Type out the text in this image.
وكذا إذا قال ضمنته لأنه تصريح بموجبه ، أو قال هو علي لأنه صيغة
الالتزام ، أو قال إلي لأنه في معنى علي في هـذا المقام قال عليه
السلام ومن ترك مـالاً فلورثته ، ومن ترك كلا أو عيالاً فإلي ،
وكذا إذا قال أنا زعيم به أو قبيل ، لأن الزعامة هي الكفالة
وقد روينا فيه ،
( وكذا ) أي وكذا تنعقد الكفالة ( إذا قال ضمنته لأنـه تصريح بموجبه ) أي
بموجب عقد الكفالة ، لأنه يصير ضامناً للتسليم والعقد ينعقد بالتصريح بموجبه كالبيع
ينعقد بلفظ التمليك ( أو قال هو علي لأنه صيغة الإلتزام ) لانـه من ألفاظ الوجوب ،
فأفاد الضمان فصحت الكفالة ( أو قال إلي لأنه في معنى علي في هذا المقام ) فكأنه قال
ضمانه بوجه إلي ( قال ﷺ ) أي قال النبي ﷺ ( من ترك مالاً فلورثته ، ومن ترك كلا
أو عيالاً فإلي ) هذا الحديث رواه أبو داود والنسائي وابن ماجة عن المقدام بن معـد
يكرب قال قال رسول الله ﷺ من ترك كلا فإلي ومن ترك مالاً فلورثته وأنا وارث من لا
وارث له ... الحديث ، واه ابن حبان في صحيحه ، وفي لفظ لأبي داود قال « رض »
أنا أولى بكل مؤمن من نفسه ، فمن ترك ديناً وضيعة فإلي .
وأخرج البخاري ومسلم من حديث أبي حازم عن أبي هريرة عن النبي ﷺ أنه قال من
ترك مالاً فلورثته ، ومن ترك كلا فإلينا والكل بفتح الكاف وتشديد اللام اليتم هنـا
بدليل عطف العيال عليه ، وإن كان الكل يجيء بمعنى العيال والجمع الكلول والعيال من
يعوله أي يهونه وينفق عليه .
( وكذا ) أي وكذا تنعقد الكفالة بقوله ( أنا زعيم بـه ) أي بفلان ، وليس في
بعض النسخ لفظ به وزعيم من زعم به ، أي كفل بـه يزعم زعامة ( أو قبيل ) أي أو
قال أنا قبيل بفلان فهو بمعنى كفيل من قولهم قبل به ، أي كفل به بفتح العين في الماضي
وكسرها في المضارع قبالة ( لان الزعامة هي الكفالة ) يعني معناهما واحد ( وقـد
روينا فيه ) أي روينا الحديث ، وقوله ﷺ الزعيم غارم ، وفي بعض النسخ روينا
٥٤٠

|---|

__Goal of the exercise__
Looking at the data above, show all lines where the word "ينعقد" occurs.

__Output of the task__
بموجب عقد الكفالة ، لأنه يصير ضامناً للتسليم والعقد ينعقد بالتصريح بموجبه كالبيع
ينعقد بلفظ التمليك ( أو قال هو علي لأنه صيغة الإلتزام ) لانـه من ألفاظ الوجوب ،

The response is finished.